Question on transcription time vs. input audio duration #837

pprobst · 2024-05-13T14:22:20Z

pprobst
May 13, 2024

Hello. Recently I ran a benchmark on a fine-tuned whisper-small model. Most audio files were pretty short, below 10s. The results are as follows, where the y-axis is the time to transcribe using faster-whisper, and the x-axis is the audio duration in seconds. My CPU is an AMD Ryzen 5 7600X (12) @ 5.45 GHz.

I used the following config. The model is loaded quantized (int8) and with compute_type="int8".

segments, _ = self.model.transcribe(
	file,
	task="transcribe",
	beam_size=5,
	best_of=5,
	language=self.language,
	condition_on_previous_text=False,
	without_timestamps=True,
	max_initial_timestamp=0.0,
	suppress_tokens=[-1] + SUPPRESS_TOKENS_INFER,
)

== Directive a ==
Copy the lines of the listing starting with its first line and going on through the line with "491, 215, 536]", both ends included.
The forum post above and the listing that comes next are unrelated pieces of material.

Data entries
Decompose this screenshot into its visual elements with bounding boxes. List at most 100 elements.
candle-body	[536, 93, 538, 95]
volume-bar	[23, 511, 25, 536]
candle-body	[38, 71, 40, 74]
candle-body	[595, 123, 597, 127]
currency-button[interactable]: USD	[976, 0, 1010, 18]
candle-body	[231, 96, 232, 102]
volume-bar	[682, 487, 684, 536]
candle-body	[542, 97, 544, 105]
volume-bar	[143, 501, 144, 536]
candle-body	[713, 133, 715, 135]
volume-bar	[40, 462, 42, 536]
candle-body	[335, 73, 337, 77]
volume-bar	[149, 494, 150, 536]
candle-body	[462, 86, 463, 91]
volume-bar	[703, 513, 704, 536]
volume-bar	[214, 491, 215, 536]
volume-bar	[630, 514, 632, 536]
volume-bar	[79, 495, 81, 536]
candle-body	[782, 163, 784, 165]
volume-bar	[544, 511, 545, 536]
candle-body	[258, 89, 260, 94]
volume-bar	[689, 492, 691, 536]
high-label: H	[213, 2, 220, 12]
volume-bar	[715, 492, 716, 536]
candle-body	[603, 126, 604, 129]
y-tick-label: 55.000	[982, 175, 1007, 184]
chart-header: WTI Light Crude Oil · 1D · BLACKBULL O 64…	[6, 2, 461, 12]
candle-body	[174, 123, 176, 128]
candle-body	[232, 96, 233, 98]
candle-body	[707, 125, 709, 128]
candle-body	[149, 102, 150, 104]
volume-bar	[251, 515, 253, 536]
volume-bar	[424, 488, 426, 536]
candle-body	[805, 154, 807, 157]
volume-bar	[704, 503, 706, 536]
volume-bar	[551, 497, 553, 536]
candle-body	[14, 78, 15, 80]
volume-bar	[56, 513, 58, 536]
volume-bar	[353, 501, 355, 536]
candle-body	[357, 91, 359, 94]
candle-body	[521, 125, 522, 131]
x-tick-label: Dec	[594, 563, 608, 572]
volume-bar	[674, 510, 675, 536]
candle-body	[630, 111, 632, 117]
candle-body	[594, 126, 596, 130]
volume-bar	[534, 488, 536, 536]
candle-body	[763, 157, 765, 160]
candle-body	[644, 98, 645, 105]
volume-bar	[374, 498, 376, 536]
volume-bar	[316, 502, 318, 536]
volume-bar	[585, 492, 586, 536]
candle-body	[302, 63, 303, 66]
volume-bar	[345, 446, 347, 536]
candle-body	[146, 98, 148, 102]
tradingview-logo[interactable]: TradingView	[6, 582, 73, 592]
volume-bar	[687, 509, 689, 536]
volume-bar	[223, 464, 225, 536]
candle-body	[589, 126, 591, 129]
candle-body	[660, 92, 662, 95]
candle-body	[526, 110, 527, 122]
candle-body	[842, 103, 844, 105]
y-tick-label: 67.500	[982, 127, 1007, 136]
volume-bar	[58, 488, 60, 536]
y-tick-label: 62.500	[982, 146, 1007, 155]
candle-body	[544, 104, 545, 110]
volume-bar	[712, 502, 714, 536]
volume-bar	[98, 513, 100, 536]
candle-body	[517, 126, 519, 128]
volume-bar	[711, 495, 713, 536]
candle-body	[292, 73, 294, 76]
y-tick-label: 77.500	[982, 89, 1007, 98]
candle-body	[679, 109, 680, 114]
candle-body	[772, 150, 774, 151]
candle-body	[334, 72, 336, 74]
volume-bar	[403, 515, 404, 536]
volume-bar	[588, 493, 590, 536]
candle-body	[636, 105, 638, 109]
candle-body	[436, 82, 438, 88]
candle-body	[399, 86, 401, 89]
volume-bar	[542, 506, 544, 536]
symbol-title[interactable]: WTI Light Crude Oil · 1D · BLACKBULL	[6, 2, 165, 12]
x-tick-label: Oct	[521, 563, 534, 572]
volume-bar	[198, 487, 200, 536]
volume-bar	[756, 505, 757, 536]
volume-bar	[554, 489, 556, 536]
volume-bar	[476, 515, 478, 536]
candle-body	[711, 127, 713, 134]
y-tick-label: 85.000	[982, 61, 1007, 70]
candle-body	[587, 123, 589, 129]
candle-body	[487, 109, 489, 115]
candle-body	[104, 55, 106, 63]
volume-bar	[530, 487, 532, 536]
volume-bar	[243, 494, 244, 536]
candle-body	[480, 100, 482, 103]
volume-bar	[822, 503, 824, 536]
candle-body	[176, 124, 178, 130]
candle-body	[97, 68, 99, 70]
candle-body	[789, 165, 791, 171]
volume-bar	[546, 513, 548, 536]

== Directive b ==
Set down the whole forum post on transcription time word for word.

== Final answer a ==
Decompose this screenshot into its visual elements with bounding boxes. List at most 100 elements.
candle-body	[536, 93, 538, 95]
volume-bar	[23, 511, 25, 536]
candle-body	[38, 71, 40, 74]
candle-body	[595, 123, 597, 127]
currency-button[interactable]: USD	[976, 0, 1010, 18]
candle-body	[231, 96, 232, 102]
volume-bar	[682, 487, 684, 536]
candle-body	[542, 97, 544, 105]
volume-bar	[143, 501, 144, 536]
candle-body	[713, 133, 715, 135]
volume-bar	[40, 462, 42, 536]
candle-body	[335, 73, 337, 77]
volume-bar	[149, 494, 150, 536]
candle-body	[462, 86, 463, 91]
volume-bar	[703, 513, 704, 536]
volume-bar	[214, 491, 215, 536]

== Final answer b ==
Question on transcription time vs. input audio duration #837

pprobst · 2024-05-13T14:22:20Z

pprobst
May 13, 2024

Hello. Recently I ran a benchmark on a fine-tuned whisper-small model. Most audio files were pretty short, below 10s. The results are as follows, where the y-axis is the time to transcribe using faster-whisper, and the x-axis is the audio duration in seconds. My CPU is an AMD Ryzen 5 7600X (12) @ 5.45 GHz.

I used the following config. The model is loaded quantized (int8) and with compute_type="int8".

segments, _ = self.model.transcribe(
	file,
	task="transcribe",
	beam_size=5,
	best_of=5,
	language=self.language,
	condition_on_previous_text=False,
	without_timestamps=True,
	max_initial_timestamp=0.0,
	suppress_tokens=[-1] + SUPPRESS_TOKENS_INFER,
)